## What the task requires:
Repeat, without any change, the entries presented below.

(Saved data entries)
(begin)

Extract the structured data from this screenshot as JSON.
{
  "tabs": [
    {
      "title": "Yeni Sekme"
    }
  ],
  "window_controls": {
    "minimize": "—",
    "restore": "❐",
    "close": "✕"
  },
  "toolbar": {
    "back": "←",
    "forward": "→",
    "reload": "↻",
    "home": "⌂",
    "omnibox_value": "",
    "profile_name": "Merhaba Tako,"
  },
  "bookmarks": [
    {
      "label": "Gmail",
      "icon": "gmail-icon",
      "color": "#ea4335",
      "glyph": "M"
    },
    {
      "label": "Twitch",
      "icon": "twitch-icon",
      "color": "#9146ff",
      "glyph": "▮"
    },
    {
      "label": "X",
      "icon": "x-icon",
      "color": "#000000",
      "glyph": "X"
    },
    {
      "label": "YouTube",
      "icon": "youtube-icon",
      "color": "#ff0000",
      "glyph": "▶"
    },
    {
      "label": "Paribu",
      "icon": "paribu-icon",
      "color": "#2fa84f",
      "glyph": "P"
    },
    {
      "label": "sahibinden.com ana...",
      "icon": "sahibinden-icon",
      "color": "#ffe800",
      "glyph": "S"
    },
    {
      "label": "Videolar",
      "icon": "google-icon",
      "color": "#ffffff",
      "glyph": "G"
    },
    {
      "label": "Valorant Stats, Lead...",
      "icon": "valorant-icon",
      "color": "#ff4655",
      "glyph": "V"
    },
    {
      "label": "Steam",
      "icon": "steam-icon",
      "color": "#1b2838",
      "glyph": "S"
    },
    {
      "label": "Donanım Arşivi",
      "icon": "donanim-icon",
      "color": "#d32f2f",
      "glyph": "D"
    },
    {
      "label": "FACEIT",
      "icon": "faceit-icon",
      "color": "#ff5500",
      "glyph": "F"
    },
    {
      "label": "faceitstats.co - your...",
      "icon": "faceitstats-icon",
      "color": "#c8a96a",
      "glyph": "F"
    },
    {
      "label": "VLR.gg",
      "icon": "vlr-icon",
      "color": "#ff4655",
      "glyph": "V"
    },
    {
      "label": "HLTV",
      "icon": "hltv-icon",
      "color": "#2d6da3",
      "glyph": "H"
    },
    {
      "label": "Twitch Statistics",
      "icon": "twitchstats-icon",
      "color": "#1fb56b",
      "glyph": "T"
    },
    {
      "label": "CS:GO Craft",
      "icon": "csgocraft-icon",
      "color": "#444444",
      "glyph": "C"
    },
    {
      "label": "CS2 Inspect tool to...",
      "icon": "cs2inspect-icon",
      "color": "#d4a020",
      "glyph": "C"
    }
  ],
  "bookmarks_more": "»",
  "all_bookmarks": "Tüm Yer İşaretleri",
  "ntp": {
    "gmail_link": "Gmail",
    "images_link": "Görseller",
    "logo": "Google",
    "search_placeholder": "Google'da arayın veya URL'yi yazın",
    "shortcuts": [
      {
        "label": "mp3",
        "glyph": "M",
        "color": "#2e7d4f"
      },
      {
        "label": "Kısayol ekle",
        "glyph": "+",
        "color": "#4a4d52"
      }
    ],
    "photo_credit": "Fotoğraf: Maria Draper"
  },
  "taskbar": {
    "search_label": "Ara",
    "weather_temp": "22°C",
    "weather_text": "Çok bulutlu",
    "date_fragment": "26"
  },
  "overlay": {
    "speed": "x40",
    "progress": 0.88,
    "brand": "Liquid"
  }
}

(end)

## Response to the exercise:
Extract the structured data from this screenshot as JSON.
{
  "tabs": [
    {
      "title": "Yeni Sekme"
    }
  ],
  "window_controls": {
    "minimize": "—",
    "restore": "❐",
    "close": "✕"
  },
  "toolbar": {
    "back": "←",
    "forward": "→",
    "reload": "↻",
    "home": "⌂",
    "omnibox_value": "",
    "profile_name": "Merhaba Tako,"
  },
  "bookmarks": [
    {
      "label": "Gmail",
      "icon": "gmail-icon",
      "color": "#ea4335",
      "glyph": "M"
    },
    {
      "label": "Twitch",
      "icon": "twitch-icon",
      "color": "#9146ff",
      "glyph": "▮"
    },
    {
      "label": "X",
      "icon": "x-icon",
      "color": "#000000",
      "glyph": "X"
    },
    {
      "label": "YouTube",
      "icon": "youtube-icon",
      "color": "#ff0000",
      "glyph": "▶"
    },
    {
      "label": "Paribu",
      "icon": "paribu-icon",
      "color": "#2fa84f",
      "glyph": "P"
    },
    {
      "label": "sahibinden.com ana...",
      "icon": "sahibinden-icon",
      "color": "#ffe800",
      "glyph": "S"
    },
    {
      "label": "Videolar",
      "icon": "google-icon",
      "color": "#ffffff",
      "glyph": "G"
    },
    {
      "label": "Valorant Stats, Lead...",
      "icon": "valorant-icon",
      "color": "#ff4655",
      "glyph": "V"
    },
    {
      "label": "Steam",
      "icon": "steam-icon",
      "color": "#1b2838",
      "glyph": "S"
    },
    {
      "label": "Donanım Arşivi",
      "icon": "donanim-icon",
      "color": "#d32f2f",
      "glyph": "D"
    },
    {
      "label": "FACEIT",
      "icon": "faceit-icon",
      "color": "#ff5500",
      "glyph": "F"
    },
    {
      "label": "faceitstats.co - your...",
      "icon": "faceitstats-icon",
      "color": "#c8a96a",
      "glyph": "F"
    },
    {
      "label": "VLR.gg",
      "icon": "vlr-icon",
      "color": "#ff4655",
      "glyph": "V"
    },
    {
      "label": "HLTV",
      "icon": "hltv-icon",
      "color": "#2d6da3",
      "glyph": "H"
    },
    {
      "label": "Twitch Statistics",
      "icon": "twitchstats-icon",
      "color": "#1fb56b",
      "glyph": "T"
    },
    {
      "label": "CS:GO Craft",
      "icon": "csgocraft-icon",
      "color": "#444444",
      "glyph": "C"
    },
    {
      "label": "CS2 Inspect tool to...",
      "icon": "cs2inspect-icon",
      "color": "#d4a020",
      "glyph": "C"
    }
  ],
  "bookmarks_more": "»",
  "all_bookmarks": "Tüm Yer İşaretleri",
  "ntp": {
    "gmail_link": "Gmail",
    "images_link": "Görseller",
    "logo": "Google",
    "search_placeholder": "Google'da arayın veya URL'yi yazın",
    "shortcuts": [
      {
        "label": "mp3",
        "glyph": "M",
        "color": "#2e7d4f"
      },
      {
        "label": "Kısayol ekle",
        "glyph": "+",
        "color": "#4a4d52"
      }
    ],
    "photo_credit": "Fotoğraf: Maria Draper"
  },
  "taskbar": {
    "search_label": "Ara",
    "weather_temp": "22°C",
    "weather_text": "Çok bulutlu",
    "date_fragment": "26"
  },
  "overlay": {
    "speed": "x40",
    "progress": 0.88,
    "brand": "Liquid"
  }
}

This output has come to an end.